> [Entries provided]

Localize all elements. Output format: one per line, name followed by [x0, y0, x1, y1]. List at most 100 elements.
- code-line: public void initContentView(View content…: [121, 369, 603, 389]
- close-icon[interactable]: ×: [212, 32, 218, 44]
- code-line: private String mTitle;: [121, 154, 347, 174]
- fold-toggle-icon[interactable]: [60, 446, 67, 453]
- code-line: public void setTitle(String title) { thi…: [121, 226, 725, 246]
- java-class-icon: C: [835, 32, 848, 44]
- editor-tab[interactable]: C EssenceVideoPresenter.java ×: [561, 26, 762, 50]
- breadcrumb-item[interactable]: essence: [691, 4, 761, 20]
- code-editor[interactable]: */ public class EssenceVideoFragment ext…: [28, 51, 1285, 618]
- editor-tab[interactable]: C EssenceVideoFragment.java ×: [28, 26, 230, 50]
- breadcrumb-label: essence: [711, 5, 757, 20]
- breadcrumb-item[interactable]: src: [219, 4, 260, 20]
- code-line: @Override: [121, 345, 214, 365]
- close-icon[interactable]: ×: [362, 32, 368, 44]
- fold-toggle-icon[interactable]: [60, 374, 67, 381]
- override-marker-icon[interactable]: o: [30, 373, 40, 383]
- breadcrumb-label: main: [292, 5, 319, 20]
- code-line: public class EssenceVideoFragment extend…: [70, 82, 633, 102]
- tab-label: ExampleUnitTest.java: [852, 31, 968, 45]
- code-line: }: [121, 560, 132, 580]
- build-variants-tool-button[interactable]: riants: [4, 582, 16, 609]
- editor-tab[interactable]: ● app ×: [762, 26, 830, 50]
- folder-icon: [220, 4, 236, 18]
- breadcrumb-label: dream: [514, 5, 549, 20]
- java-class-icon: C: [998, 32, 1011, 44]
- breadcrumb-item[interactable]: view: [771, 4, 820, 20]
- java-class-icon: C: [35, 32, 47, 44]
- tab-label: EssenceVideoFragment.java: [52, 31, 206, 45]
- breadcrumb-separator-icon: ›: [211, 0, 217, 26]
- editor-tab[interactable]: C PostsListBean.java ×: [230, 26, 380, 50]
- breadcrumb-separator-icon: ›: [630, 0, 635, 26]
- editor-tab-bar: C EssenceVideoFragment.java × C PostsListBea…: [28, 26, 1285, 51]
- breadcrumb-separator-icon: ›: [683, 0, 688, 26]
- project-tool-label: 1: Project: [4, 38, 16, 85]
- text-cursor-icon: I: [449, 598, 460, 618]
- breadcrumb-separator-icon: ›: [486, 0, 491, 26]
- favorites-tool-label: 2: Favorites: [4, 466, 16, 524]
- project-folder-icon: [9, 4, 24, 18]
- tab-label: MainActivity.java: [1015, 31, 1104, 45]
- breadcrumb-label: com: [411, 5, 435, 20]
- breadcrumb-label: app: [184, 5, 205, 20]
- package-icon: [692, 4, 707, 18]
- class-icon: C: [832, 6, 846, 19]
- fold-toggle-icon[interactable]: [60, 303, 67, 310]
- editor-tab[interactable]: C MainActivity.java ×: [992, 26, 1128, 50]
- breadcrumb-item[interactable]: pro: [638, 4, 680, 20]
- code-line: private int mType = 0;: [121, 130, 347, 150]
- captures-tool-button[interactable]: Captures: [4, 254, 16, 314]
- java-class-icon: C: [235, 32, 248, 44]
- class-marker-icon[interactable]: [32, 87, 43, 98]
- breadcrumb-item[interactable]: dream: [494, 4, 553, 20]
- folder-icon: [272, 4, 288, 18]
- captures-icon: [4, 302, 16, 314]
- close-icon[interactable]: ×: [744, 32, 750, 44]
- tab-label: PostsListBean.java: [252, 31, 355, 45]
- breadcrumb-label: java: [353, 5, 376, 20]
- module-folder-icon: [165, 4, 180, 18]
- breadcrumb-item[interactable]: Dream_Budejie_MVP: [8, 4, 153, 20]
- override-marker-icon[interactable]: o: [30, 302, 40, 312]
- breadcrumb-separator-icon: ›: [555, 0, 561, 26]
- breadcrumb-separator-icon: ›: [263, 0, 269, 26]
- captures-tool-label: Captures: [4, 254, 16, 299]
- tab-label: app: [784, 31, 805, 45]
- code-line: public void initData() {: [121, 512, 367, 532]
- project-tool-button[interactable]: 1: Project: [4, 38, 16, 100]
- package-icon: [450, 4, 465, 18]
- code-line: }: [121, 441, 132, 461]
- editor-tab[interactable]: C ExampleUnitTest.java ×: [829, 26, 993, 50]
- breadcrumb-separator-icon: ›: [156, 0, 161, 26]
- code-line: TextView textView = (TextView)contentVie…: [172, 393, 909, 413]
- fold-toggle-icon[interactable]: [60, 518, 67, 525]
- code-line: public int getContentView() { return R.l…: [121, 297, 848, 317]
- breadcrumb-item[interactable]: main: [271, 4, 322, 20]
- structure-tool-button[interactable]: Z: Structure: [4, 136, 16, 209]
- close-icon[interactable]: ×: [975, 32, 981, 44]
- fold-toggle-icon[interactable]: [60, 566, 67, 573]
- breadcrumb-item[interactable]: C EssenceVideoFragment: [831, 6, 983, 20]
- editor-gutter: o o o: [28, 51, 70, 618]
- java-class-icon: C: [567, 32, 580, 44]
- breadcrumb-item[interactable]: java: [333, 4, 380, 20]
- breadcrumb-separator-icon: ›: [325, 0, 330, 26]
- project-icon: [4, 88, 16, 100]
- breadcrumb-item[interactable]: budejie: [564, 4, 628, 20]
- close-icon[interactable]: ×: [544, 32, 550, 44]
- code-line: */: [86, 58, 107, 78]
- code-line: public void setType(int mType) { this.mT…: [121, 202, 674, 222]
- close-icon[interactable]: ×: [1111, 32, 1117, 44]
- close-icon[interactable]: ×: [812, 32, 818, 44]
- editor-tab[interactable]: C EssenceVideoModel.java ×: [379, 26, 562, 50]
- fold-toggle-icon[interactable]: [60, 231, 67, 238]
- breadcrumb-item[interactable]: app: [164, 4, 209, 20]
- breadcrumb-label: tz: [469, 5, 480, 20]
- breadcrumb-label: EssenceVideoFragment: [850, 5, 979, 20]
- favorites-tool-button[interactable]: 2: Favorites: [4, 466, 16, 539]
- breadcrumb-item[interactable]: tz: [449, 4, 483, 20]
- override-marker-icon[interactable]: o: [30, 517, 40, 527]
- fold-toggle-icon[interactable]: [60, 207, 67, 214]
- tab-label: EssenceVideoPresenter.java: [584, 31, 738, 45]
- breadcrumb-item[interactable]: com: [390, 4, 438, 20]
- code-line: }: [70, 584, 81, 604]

> [The request] Copy out every line of the rows above verbatim.

> [Answer]
Localize all elements. Output format: one per line, name followed by [x0, y0, x1, y1]. List at most 100 elements.
- code-line: public void initContentView(View content…: [121, 369, 603, 389]
- close-icon[interactable]: ×: [212, 32, 218, 44]
- code-line: private String mTitle;: [121, 154, 347, 174]
- fold-toggle-icon[interactable]: [60, 446, 67, 453]
- code-line: public void setTitle(String title) { thi…: [121, 226, 725, 246]
- java-class-icon: C: [835, 32, 848, 44]
- editor-tab[interactable]: C EssenceVideoPresenter.java ×: [561, 26, 762, 50]
- breadcrumb-item[interactable]: essence: [691, 4, 761, 20]
- code-editor[interactable]: */ public class EssenceVideoFragment ext…: [28, 51, 1285, 618]
- editor-tab[interactable]: C EssenceVideoFragment.java ×: [28, 26, 230, 50]
- breadcrumb-label: essence: [711, 5, 757, 20]
- breadcrumb-item[interactable]: src: [219, 4, 260, 20]
- code-line: @Override: [121, 345, 214, 365]
- close-icon[interactable]: ×: [362, 32, 368, 44]
- fold-toggle-icon[interactable]: [60, 374, 67, 381]
- override-marker-icon[interactable]: o: [30, 373, 40, 383]
- breadcrumb-label: main: [292, 5, 319, 20]
- code-line: public class EssenceVideoFragment extend…: [70, 82, 633, 102]
- tab-label: ExampleUnitTest.java: [852, 31, 968, 45]
- code-line: }: [121, 560, 132, 580]
- build-variants-tool-button[interactable]: riants: [4, 582, 16, 609]
- editor-tab[interactable]: ● app ×: [762, 26, 830, 50]
- folder-icon: [220, 4, 236, 18]
- breadcrumb-label: dream: [514, 5, 549, 20]
- java-class-icon: C: [998, 32, 1011, 44]
- breadcrumb-item[interactable]: view: [771, 4, 820, 20]
- java-class-icon: C: [35, 32, 47, 44]
- tab-label: EssenceVideoFragment.java: [52, 31, 206, 45]
- breadcrumb-separator-icon: ›: [211, 0, 217, 26]
- editor-tab[interactable]: C PostsListBean.java ×: [230, 26, 380, 50]
- breadcrumb-separator-icon: ›: [630, 0, 635, 26]
- editor-tab-bar: C EssenceVideoFragment.java × C PostsListBea…: [28, 26, 1285, 51]
- breadcrumb-separator-icon: ›: [683, 0, 688, 26]
- project-tool-label: 1: Project: [4, 38, 16, 85]
- text-cursor-icon: I: [449, 598, 460, 618]
- breadcrumb-separator-icon: ›: [486, 0, 491, 26]
- favorites-tool-label: 2: Favorites: [4, 466, 16, 524]
- project-folder-icon: [9, 4, 24, 18]
- tab-label: MainActivity.java: [1015, 31, 1104, 45]
- breadcrumb-label: com: [411, 5, 435, 20]
- breadcrumb-label: app: [184, 5, 205, 20]
- package-icon: [692, 4, 707, 18]
- class-icon: C: [832, 6, 846, 19]
- fold-toggle-icon[interactable]: [60, 303, 67, 310]
- editor-tab[interactable]: C MainActivity.java ×: [992, 26, 1128, 50]
- breadcrumb-item[interactable]: pro: [638, 4, 680, 20]
- code-line: private int mType = 0;: [121, 130, 347, 150]
- captures-tool-button[interactable]: Captures: [4, 254, 16, 314]
- java-class-icon: C: [235, 32, 248, 44]
- class-marker-icon[interactable]: [32, 87, 43, 98]
- breadcrumb-item[interactable]: dream: [494, 4, 553, 20]
- folder-icon: [272, 4, 288, 18]
- captures-icon: [4, 302, 16, 314]
- close-icon[interactable]: ×: [744, 32, 750, 44]
- tab-label: PostsListBean.java: [252, 31, 355, 45]
- breadcrumb-label: java: [353, 5, 376, 20]
- module-folder-icon: [165, 4, 180, 18]
- breadcrumb-item[interactable]: Dream_Budejie_MVP: [8, 4, 153, 20]
- override-marker-icon[interactable]: o: [30, 302, 40, 312]
- breadcrumb-separator-icon: ›: [555, 0, 561, 26]
- breadcrumb-separator-icon: ›: [263, 0, 269, 26]
- captures-tool-label: Captures: [4, 254, 16, 299]
- tab-label: app: [784, 31, 805, 45]
- code-line: public void initData() {: [121, 512, 367, 532]
- project-tool-button[interactable]: 1: Project: [4, 38, 16, 100]
- package-icon: [450, 4, 465, 18]
- code-line: }: [121, 441, 132, 461]
- editor-tab[interactable]: C ExampleUnitTest.java ×: [829, 26, 993, 50]
- breadcrumb-separator-icon: ›: [156, 0, 161, 26]
- code-line: TextView textView = (TextView)contentVie…: [172, 393, 909, 413]
- fold-toggle-icon[interactable]: [60, 518, 67, 525]
- code-line: public int getContentView() { return R.l…: [121, 297, 848, 317]
- breadcrumb-item[interactable]: main: [271, 4, 322, 20]
- structure-tool-button[interactable]: Z: Structure: [4, 136, 16, 209]
- close-icon[interactable]: ×: [975, 32, 981, 44]
- fold-toggle-icon[interactable]: [60, 566, 67, 573]
- breadcrumb-item[interactable]: C EssenceVideoFragment: [831, 6, 983, 20]
- editor-gutter: o o o: [28, 51, 70, 618]
- java-class-icon: C: [567, 32, 580, 44]
- breadcrumb-item[interactable]: java: [333, 4, 380, 20]
- breadcrumb-separator-icon: ›: [325, 0, 330, 26]
- project-icon: [4, 88, 16, 100]
- breadcrumb-item[interactable]: budejie: [564, 4, 628, 20]
- close-icon[interactable]: ×: [544, 32, 550, 44]
- code-line: */: [86, 58, 107, 78]
- code-line: public void setType(int mType) { this.mT…: [121, 202, 674, 222]
- close-icon[interactable]: ×: [1111, 32, 1117, 44]
- close-icon[interactable]: ×: [812, 32, 818, 44]
- editor-tab[interactable]: C EssenceVideoModel.java ×: [379, 26, 562, 50]
- fold-toggle-icon[interactable]: [60, 231, 67, 238]
- breadcrumb-item[interactable]: app: [164, 4, 209, 20]
- breadcrumb-label: tz: [469, 5, 480, 20]
- breadcrumb-label: EssenceVideoFragment: [850, 5, 979, 20]
- favorites-tool-button[interactable]: 2: Favorites: [4, 466, 16, 539]
- breadcrumb-item[interactable]: tz: [449, 4, 483, 20]
- override-marker-icon[interactable]: o: [30, 517, 40, 527]
- fold-toggle-icon[interactable]: [60, 207, 67, 214]
- tab-label: EssenceVideoPresenter.java: [584, 31, 738, 45]
- breadcrumb-item[interactable]: com: [390, 4, 438, 20]
- code-line: }: [70, 584, 81, 604]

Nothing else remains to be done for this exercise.